**THE PROBLEM:**
Please give the listing again in its entirety, exactly as written.

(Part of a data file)

= = = = =

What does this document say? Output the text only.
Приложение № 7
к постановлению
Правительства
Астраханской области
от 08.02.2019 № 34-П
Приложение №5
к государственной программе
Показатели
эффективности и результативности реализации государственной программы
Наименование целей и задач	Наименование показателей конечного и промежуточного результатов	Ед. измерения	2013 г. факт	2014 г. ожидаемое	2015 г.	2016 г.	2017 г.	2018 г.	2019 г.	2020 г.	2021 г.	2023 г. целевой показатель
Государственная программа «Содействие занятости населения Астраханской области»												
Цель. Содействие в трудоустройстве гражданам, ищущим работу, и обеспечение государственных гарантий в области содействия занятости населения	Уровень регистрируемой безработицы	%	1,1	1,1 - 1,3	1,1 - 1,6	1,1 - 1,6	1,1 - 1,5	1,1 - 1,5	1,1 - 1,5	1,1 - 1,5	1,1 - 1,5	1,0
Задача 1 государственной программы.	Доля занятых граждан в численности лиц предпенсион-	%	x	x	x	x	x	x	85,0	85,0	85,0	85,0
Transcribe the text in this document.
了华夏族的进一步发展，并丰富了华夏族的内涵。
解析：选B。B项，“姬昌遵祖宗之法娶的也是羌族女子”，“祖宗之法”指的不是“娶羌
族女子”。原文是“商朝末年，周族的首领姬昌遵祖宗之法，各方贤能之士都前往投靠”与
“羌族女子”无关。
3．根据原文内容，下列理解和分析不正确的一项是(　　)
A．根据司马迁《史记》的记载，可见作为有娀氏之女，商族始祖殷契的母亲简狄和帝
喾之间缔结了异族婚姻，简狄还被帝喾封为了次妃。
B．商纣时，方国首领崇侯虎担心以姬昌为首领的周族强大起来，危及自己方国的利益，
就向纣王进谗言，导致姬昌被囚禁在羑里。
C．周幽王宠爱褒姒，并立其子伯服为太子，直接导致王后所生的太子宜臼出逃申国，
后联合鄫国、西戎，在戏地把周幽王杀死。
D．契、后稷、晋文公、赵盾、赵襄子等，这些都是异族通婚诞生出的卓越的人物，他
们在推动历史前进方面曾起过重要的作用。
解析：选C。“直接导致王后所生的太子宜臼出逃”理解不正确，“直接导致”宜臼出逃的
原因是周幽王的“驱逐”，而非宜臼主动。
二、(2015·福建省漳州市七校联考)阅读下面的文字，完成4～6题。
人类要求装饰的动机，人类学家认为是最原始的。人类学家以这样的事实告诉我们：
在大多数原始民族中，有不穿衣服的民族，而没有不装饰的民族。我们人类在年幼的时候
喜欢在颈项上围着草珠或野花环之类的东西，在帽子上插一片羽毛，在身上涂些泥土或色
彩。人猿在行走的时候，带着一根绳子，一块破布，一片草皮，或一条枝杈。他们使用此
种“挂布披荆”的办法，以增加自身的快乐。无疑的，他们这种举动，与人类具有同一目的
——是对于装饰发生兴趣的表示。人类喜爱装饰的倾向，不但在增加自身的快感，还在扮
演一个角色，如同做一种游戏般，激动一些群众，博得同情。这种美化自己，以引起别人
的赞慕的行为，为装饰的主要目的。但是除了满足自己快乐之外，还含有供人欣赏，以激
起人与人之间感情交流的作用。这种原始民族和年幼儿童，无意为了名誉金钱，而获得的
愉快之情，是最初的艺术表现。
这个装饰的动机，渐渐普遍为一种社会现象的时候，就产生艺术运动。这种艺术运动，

= = = = =

**OUTPUT BELOW:**
What does this document say? Output the text only.
Приложение № 7
к постановлению
Правительства
Астраханской области
от 08.02.2019 № 34-П
Приложение №5
к государственной программе
Показатели
эффективности и результативности реализации государственной программы
Наименование целей и задач	Наименование показателей конечного и промежуточного результатов	Ед. измерения	2013 г. факт	2014 г. ожидаемое	2015 г.	2016 г.	2017 г.	2018 г.	2019 г.	2020 г.	2021 г.	2023 г. целевой показатель
Государственная программа «Содействие занятости населения Астраханской области»												
Цель. Содействие в трудоустройстве гражданам, ищущим работу, и обеспечение государственных гарантий в области содействия занятости населения	Уровень регистрируемой безработицы	%	1,1	1,1 - 1,3	1,1 - 1,6	1,1 - 1,6	1,1 - 1,5	1,1 - 1,5	1,1 - 1,5	1,1 - 1,5	1,1 - 1,5	1,0
Задача 1 государственной программы.	Доля занятых граждан в численности лиц предпенсион-	%	x	x	x	x	x	x	85,0	85,0	85,0	85,0
Transcribe the text in this document.
了华夏族的进一步发展，并丰富了华夏族的内涵。
解析：选B。B项，“姬昌遵祖宗之法娶的也是羌族女子”，“祖宗之法”指的不是“娶羌
族女子”。原文是“商朝末年，周族的首领姬昌遵祖宗之法，各方贤能之士都前往投靠”与
“羌族女子”无关。
3．根据原文内容，下列理解和分析不正确的一项是(　　)
A．根据司马迁《史记》的记载，可见作为有娀氏之女，商族始祖殷契的母亲简狄和帝
喾之间缔结了异族婚姻，简狄还被帝喾封为了次妃。
B．商纣时，方国首领崇侯虎担心以姬昌为首领的周族强大起来，危及自己方国的利益，
就向纣王进谗言，导致姬昌被囚禁在羑里。
C．周幽王宠爱褒姒，并立其子伯服为太子，直接导致王后所生的太子宜臼出逃申国，
后联合鄫国、西戎，在戏地把周幽王杀死。
D．契、后稷、晋文公、赵盾、赵襄子等，这些都是异族通婚诞生出的卓越的人物，他
们在推动历史前进方面曾起过重要的作用。
解析：选C。“直接导致王后所生的太子宜臼出逃”理解不正确，“直接导致”宜臼出逃的
原因是周幽王的“驱逐”，而非宜臼主动。
二、(2015·福建省漳州市七校联考)阅读下面的文字，完成4～6题。
人类要求装饰的动机，人类学家认为是最原始的。人类学家以这样的事实告诉我们：
在大多数原始民族中，有不穿衣服的民族，而没有不装饰的民族。我们人类在年幼的时候
喜欢在颈项上围着草珠或野花环之类的东西，在帽子上插一片羽毛，在身上涂些泥土或色
彩。人猿在行走的时候，带着一根绳子，一块破布，一片草皮，或一条枝杈。他们使用此
种“挂布披荆”的办法，以增加自身的快乐。无疑的，他们这种举动，与人类具有同一目的
——是对于装饰发生兴趣的表示。人类喜爱装饰的倾向，不但在增加自身的快感，还在扮
演一个角色，如同做一种游戏般，激动一些群众，博得同情。这种美化自己，以引起别人
的赞慕的行为，为装饰的主要目的。但是除了满足自己快乐之外，还含有供人欣赏，以激
起人与人之间感情交流的作用。这种原始民族和年幼儿童，无意为了名誉金钱，而获得的
愉快之情，是最初的艺术表现。
这个装饰的动机，渐渐普遍为一种社会现象的时候，就产生艺术运动。这种艺术运动，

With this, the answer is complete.